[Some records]
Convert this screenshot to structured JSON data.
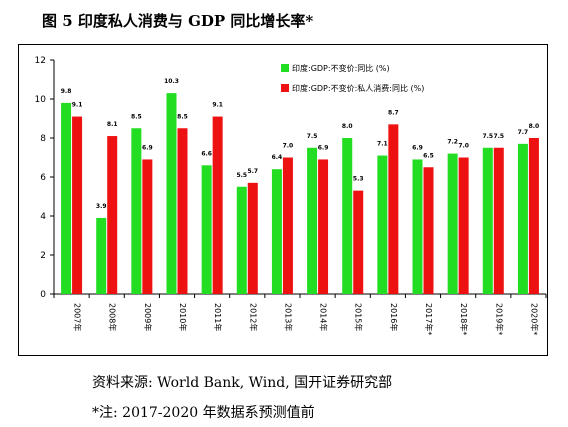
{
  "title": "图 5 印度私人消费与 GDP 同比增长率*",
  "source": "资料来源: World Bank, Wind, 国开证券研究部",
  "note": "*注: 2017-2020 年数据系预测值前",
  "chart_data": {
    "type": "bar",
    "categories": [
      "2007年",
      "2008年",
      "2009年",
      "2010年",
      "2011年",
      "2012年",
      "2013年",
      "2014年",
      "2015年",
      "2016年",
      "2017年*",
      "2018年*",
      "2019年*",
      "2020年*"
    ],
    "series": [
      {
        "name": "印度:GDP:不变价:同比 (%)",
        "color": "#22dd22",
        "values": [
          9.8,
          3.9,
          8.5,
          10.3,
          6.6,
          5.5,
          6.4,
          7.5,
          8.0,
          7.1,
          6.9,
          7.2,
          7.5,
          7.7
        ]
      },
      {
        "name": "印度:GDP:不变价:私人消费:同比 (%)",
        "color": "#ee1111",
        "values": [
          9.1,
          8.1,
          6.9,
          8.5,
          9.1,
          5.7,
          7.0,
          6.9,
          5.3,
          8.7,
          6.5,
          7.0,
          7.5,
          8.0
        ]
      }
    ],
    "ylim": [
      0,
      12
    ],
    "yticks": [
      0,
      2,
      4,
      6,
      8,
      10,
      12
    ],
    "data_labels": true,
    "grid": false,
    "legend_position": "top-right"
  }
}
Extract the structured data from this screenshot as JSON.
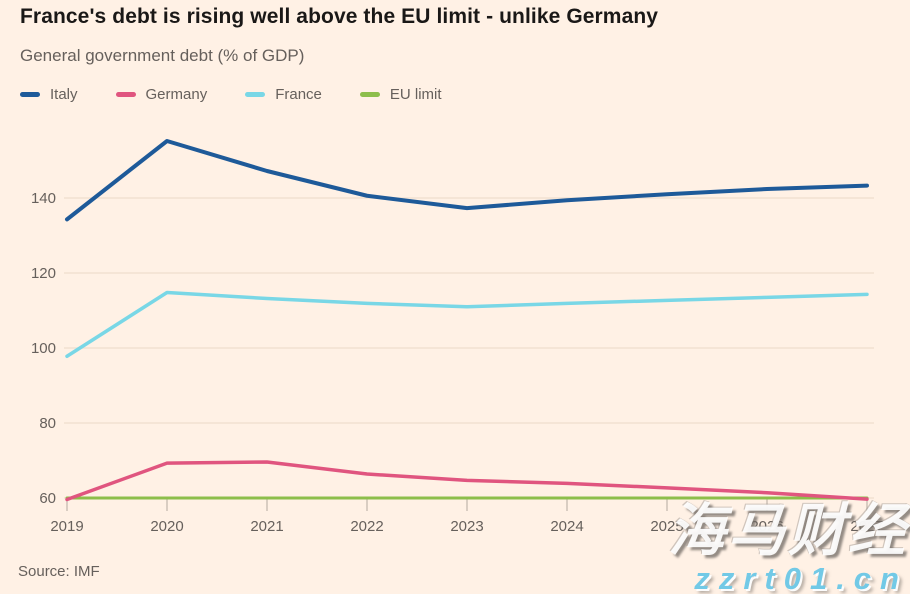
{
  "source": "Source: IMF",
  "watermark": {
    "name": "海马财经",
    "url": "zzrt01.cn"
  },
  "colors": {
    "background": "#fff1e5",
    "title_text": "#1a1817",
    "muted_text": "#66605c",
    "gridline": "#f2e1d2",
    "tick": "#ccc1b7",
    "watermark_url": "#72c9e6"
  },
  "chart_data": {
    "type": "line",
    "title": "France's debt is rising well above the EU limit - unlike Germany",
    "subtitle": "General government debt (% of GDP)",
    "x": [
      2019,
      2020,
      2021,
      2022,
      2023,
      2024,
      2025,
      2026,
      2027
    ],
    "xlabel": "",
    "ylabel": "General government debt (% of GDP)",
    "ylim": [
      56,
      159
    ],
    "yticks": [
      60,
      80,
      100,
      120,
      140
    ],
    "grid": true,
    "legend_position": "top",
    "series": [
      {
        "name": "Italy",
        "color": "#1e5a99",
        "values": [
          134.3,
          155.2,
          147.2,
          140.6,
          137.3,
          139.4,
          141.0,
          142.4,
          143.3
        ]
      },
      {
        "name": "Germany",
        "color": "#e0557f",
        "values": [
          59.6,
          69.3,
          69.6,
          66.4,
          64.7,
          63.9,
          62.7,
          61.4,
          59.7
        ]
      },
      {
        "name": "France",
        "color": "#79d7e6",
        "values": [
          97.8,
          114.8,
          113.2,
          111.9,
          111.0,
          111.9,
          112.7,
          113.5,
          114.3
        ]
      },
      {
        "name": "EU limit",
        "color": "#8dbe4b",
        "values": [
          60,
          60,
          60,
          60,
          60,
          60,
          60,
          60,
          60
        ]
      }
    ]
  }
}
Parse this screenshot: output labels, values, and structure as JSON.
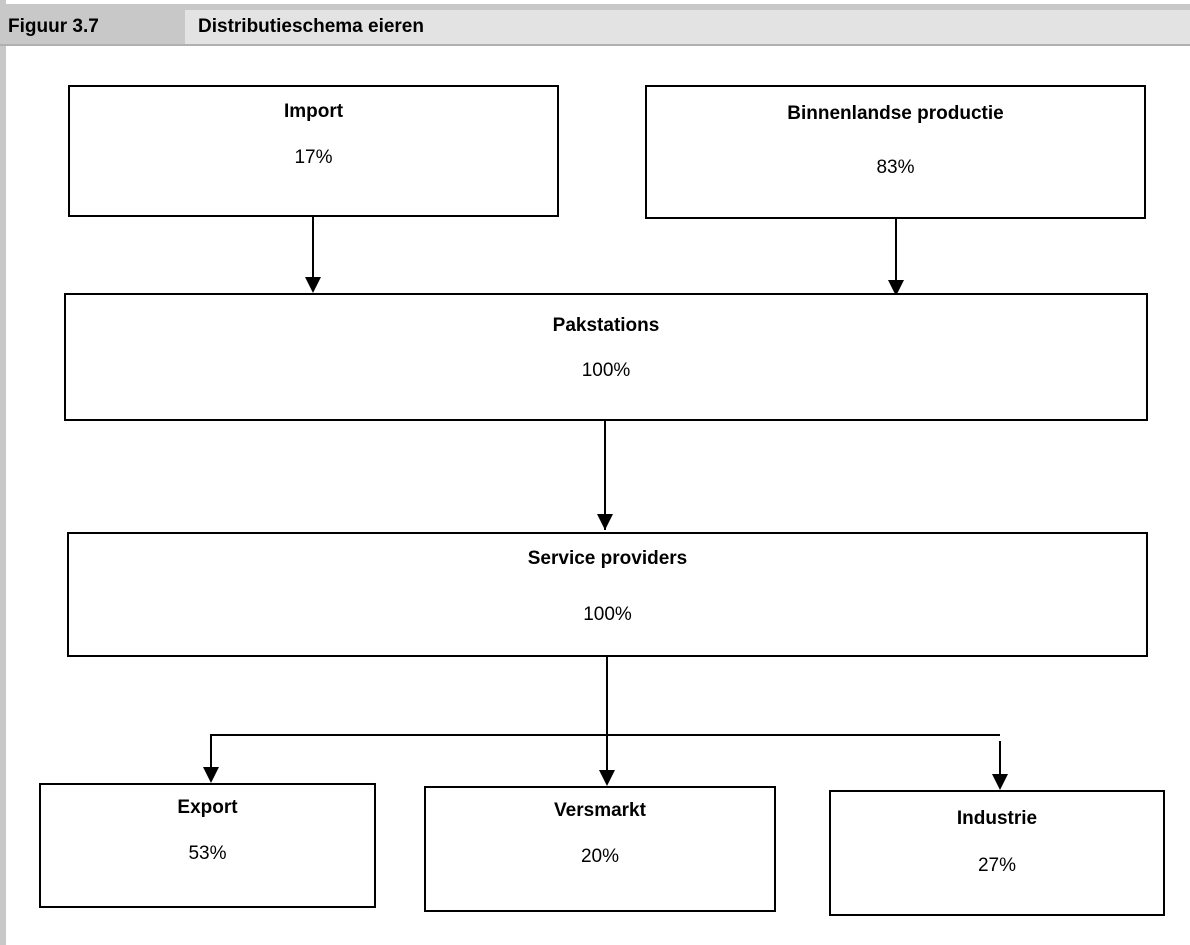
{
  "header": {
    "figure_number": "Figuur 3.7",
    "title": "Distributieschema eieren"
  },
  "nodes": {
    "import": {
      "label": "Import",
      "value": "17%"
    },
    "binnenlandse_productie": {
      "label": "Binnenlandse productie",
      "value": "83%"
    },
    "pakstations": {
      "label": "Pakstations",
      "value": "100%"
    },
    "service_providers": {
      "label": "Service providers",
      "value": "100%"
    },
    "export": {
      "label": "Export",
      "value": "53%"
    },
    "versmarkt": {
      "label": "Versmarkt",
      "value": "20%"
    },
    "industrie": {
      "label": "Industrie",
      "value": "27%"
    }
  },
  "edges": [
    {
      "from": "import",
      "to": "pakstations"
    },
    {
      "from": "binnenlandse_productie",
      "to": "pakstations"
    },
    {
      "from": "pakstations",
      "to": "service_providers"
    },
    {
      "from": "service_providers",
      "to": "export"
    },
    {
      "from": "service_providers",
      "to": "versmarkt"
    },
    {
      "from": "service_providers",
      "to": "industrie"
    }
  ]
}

• _DIRECTIVE_
Scan the material above for the word "name". Copy each line where it occurs.

• _SOLUTION TO THIS PROBLEM_
        "name": "印度:GDP:不变价:同比 (%)",
        "name": "印度:GDP:不变价:私人消费:同比 (%)",
    "name": "海马财经",
        "name": "Italy",
        "name": "Germany",
        "name": "France",
        "name": "EU limit",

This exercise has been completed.